┌──

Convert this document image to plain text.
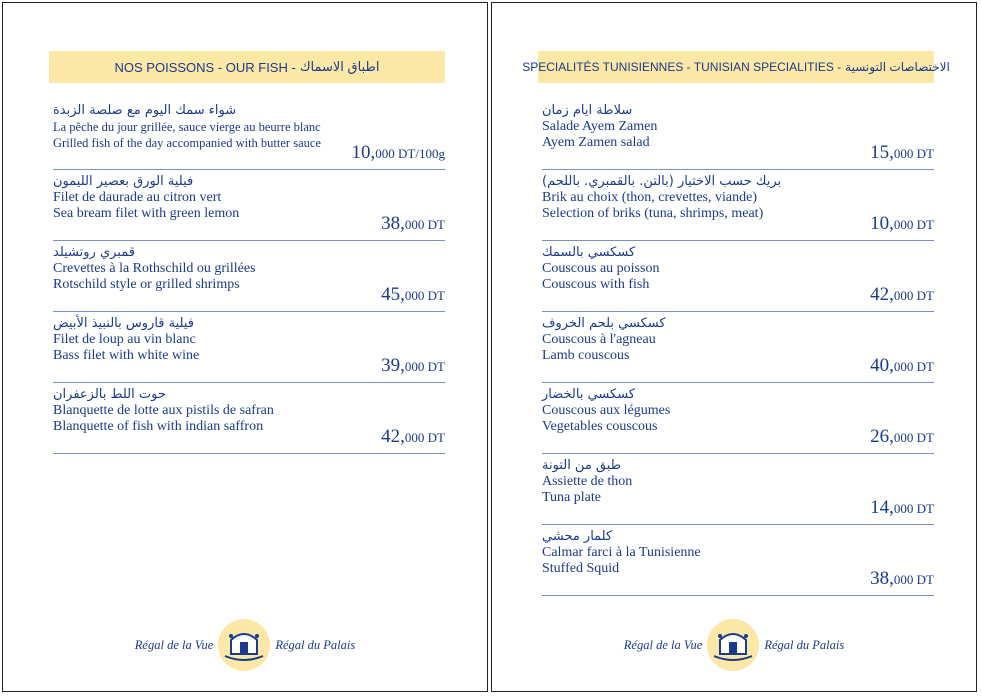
NOS POISSONS - OUR FISH - اطباق الاسماك
شواء سمك اليوم مع صلصة الزبدة
La pêche du jour grillée, sauce vierge au beurre blanc
Grilled fish of the day accompanied with butter sauce	10,000 DT/100g
فيلية الورق بعصير الليمون
Filet de daurade au citron vert
Sea bream filet with green lemon	38,000 DT
قمبري روتشيلد
Crevettes à la Rothschild ou grillées
Rotschild style or grilled shrimps	45,000 DT
فيلية قاروس بالنبيذ الأبيض
Filet de loup au vin blanc
Bass filet with white wine	39,000 DT
حوت اللط بالزعفران
Blanquette de lotte aux pistils de safran
Blanquette of fish with indian saffron	42,000 DT
Régal de la Vue	Régal du Palais
SPECIALITÉS TUNISIENNES - TUNISIAN SPECIALITIES - الاختصاصات التونسية
سلاطة ايام زمان
Salade Ayem Zamen
Ayem Zamen salad	15,000 DT
بريك حسب الاختيار (بالتن. بالقمبري. باللحم)
Brik au choix (thon, crevettes, viande)
Selection of briks (tuna, shrimps, meat)	10,000 DT
كسكسي بالسمك
Couscous au poisson
Couscous with fish	42,000 DT
كسكسي بلحم الخروف
Couscous à l'agneau
Lamb couscous	40,000 DT
كسكسي بالخضار
Couscous aux légumes
Vegetables couscous	26,000 DT
طبق من التونة
Assiette de thon
Tuna plate	14,000 DT
كلمار محشي
Calmar farci à la Tunisienne
Stuffed Squid	38,000 DT
Régal de la Vue	Régal du Palais
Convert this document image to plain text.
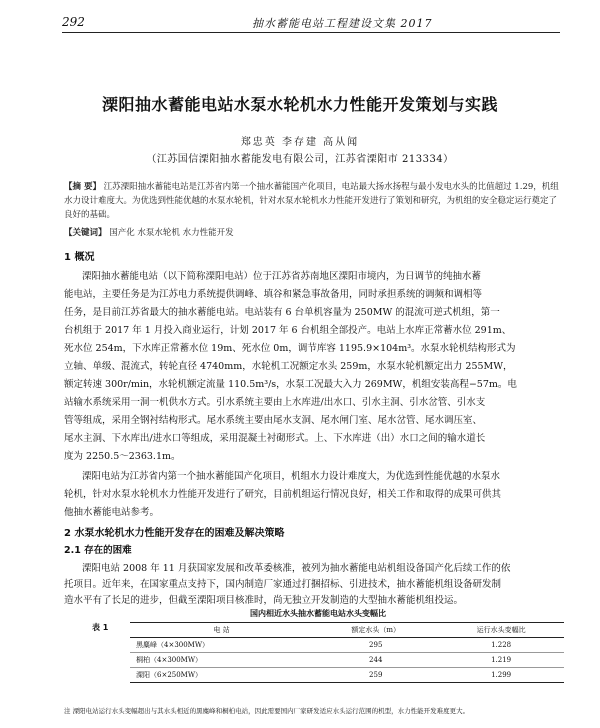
292	抽水蓄能电站工程建设文集 2017
溧阳抽水蓄能电站水泵水轮机水力性能开发策划与实践
郑忠英 李存建 高从闻
（江苏国信溧阳抽水蓄能发电有限公司，江苏省溧阳市 213334）
【摘 要】 江苏溧阳抽水蓄能电站是江苏省内第一个抽水蓄能国产化项目，电站最大扬水扬程与最小发电水头的比值超过 1.29，机组水力设计难度大。为优选到性能优越的水泵水轮机，针对水泵水轮机水力性能开发进行了策划和研究，为机组的安全稳定运行奠定了良好的基础。
【关键词】 国产化 水泵水轮机 水力性能开发
1 概况
溧阳抽水蓄能电站（以下简称溧阳电站）位于江苏省苏南地区溧阳市境内，为日调节的纯抽水蓄
能电站，主要任务是为江苏电力系统提供调峰、填谷和紧急事故备用，同时承担系统的调频和调相等
任务，是目前江苏省最大的抽水蓄能电站。电站装有 6 台单机容量为 250MW 的混流可逆式机组，第一
台机组于 2017 年 1 月投入商业运行，计划 2017 年 6 台机组全部投产。电站上水库正常蓄水位 291m、
死水位 254m，下水库正常蓄水位 19m、死水位 0m，调节库容 1195.9×104m³。水泵水轮机结构形式为
立轴、单级、混流式，转轮直径 4740mm，水轮机工况额定水头 259m，水泵水轮机额定出力 255MW，
额定转速 300r/min，水轮机额定流量 110.5m³/s，水泵工况最大入力 269MW，机组安装高程−57m。电
站输水系统采用一洞一机供水方式。引水系统主要由上水库进/出水口、引水主洞、引水岔管、引水支
管等组成，采用全钢衬结构形式。尾水系统主要由尾水支洞、尾水闸门室、尾水岔管、尾水调压室、
尾水主洞、下水库出/进水口等组成，采用混凝土衬砌形式。上、下水库进（出）水口之间的输水道长
度为 2250.5～2363.1m。
溧阳电站为江苏省内第一个抽水蓄能国产化项目，机组水力设计难度大，为优选到性能优越的水泵水
轮机，针对水泵水轮机水力性能开发进行了研究，目前机组运行情况良好，相关工作和取得的成果可供其
他抽水蓄能电站参考。
2 水泵水轮机水力性能开发存在的困难及解决策略
2.1 存在的困难
溧阳电站 2008 年 11 月获国家发展和改革委核准，被列为抽水蓄能电站机组设备国产化后续工作的依
托项目。近年来，在国家重点支持下，国内制造厂家通过打捆招标、引进技术，抽水蓄能机组设备研发制
造水平有了长足的进步，但截至溧阳项目核准时，尚无独立开发制造的大型抽水蓄能机组投运。
表 1
国内相近水头抽水蓄能电站水头变幅比
电 站	额定水头（m）	运行水头变幅比
黑麋峰（4×300MW）	295	1.228
桐柏（4×300MW）	244	1.219
溧阳（6×250MW）	259	1.299
注 溧阳电站运行水头变幅超出与其水头相近的黑麋峰和桐柏电站，因此需要国内厂家研发适应水头运行范围的机型，水力性能开发难度更大。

└──

§ Task prompt: Identify each line in the records above containing the word "Ayem"; copy those lines.

§ Response to the exercise:
Salade Ayem Zamen
Ayem Zamen salad	15,000 DT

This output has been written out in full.